▶ Requirement 1
In the translation portal text below, what metadata is included with text needing translation?
──────────────────────────────
The portal component also facilitates communication between the system administrator and translators. The portal posts help wanted advertisements to translators when new content is recognized as needing translation. Translators can negotiate and finalize pricing details within the context of the portal. Once terms are agreed by both parties the translations jobs become active and files are furnished to translators containing text in need of translation. The file format of these files is rich and contains all metadata associated with text at the time of authoring. This metadata includes the meaning, part of speech, glossary flag, and domain categorization of the text needing translation. If historical (past translations) are available for a particular element within a phrase, that leverage information is provided to the translator to foster standardization of translation.
Translators complete work on these intermediary files and then upload completed files into the portal. When upload is complete, processing is triggered which inserts file content back into the terminological database. At this point, this content is ready for use when an authored document arrives that requires this translation.
In addition to translation content, the returned intermediary files may contain instructions on defects found in current translation or source authoring. It may be clear to a translator, for example, that the meaning that the author has associated with text is incorrect. Provisions for feedback are embedded within the intermediary file format and their input is supported by the third main component in the methodology, the translation workbench.
The translation workbench is a thick client application intended to be used by translators and reviewers of source and translated text. The data within the workbench is presented hierarchically. At the highest level, users are presented with a series of blocks of text and their associated translations. These blocks are broken down or segmented into components and the source/target pairs associated with these segments are visible in the sub layer. For source terms in this level, when previous translations are on file, they are available via drop downs and thus, capable of leverage by translators. Entered or selected translations at this level will populate a text field labeled hints at the block level above,
Blocks of text within the authored documents that require internationalization only are handled without output to the translator workbench. The only information sent to the translator is that text which is localizable and presented on the UI. Internationalization blocks are handled purely via database replacements as specifically instructed by the programmer coding the software and adding the content,
Sequencing roster architecture of the system modules of the present invention discussed above are further illustrated in
The methods and system of the present invention are particularly suitable for applications supported by computerized systems and distributed databases with extensive search capabilities provided by a packet network, such as the Internet or a corporate intranet (including those made available using browser technology in conjunction with the World Wide Web), or in a stand alone mode within a user's customized environment.
Machine Translation
Modern day, rules based machine translation engines use customized dictionaries which map important source terminology to target translations to improve output accuracy. In current practice, user dictionaries are prepared ahead of document machine translation and are configured and tuned for a set of documents, rather than any one in particular.
──────────────────────────────
▶ Requirement 2
Output the layout dataset entries below verbatim, line for line.

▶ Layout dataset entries
──────────────────────────────
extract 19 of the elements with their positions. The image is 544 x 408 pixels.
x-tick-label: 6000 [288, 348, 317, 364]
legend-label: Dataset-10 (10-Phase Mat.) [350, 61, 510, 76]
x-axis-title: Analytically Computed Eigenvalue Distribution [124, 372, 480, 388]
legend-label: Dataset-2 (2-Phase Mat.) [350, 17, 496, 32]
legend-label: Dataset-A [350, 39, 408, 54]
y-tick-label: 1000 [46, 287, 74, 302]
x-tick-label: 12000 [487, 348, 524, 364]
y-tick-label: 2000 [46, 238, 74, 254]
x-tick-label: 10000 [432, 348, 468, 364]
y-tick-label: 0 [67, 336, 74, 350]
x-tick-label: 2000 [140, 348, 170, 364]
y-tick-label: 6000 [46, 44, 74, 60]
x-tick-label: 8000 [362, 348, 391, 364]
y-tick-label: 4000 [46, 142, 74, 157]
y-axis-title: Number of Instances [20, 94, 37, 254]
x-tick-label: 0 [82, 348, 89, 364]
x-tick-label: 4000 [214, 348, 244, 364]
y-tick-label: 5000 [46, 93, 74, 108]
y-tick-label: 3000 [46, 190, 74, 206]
──────────────────────────────
▶ Correct answer 1
The meaning, part of speech, glossary flag, and domain categorization.

▶ Correct answer 2
extract 19 of the elements with their positions. The image is 544 x 408 pixels.
x-tick-label: 6000 [288, 348, 317, 364]
legend-label: Dataset-10 (10-Phase Mat.) [350, 61, 510, 76]
x-axis-title: Analytically Computed Eigenvalue Distribution [124, 372, 480, 388]
legend-label: Dataset-2 (2-Phase Mat.) [350, 17, 496, 32]
legend-label: Dataset-A [350, 39, 408, 54]
y-tick-label: 1000 [46, 287, 74, 302]
x-tick-label: 12000 [487, 348, 524, 364]
y-tick-label: 2000 [46, 238, 74, 254]
x-tick-label: 10000 [432, 348, 468, 364]
y-tick-label: 0 [67, 336, 74, 350]
x-tick-label: 2000 [140, 348, 170, 364]
y-tick-label: 6000 [46, 44, 74, 60]
x-tick-label: 8000 [362, 348, 391, 364]
y-tick-label: 4000 [46, 142, 74, 157]
y-axis-title: Number of Instances [20, 94, 37, 254]
x-tick-label: 0 [82, 348, 89, 364]
x-tick-label: 4000 [214, 348, 244, 364]
y-tick-label: 5000 [46, 93, 74, 108]
y-tick-label: 3000 [46, 190, 74, 206]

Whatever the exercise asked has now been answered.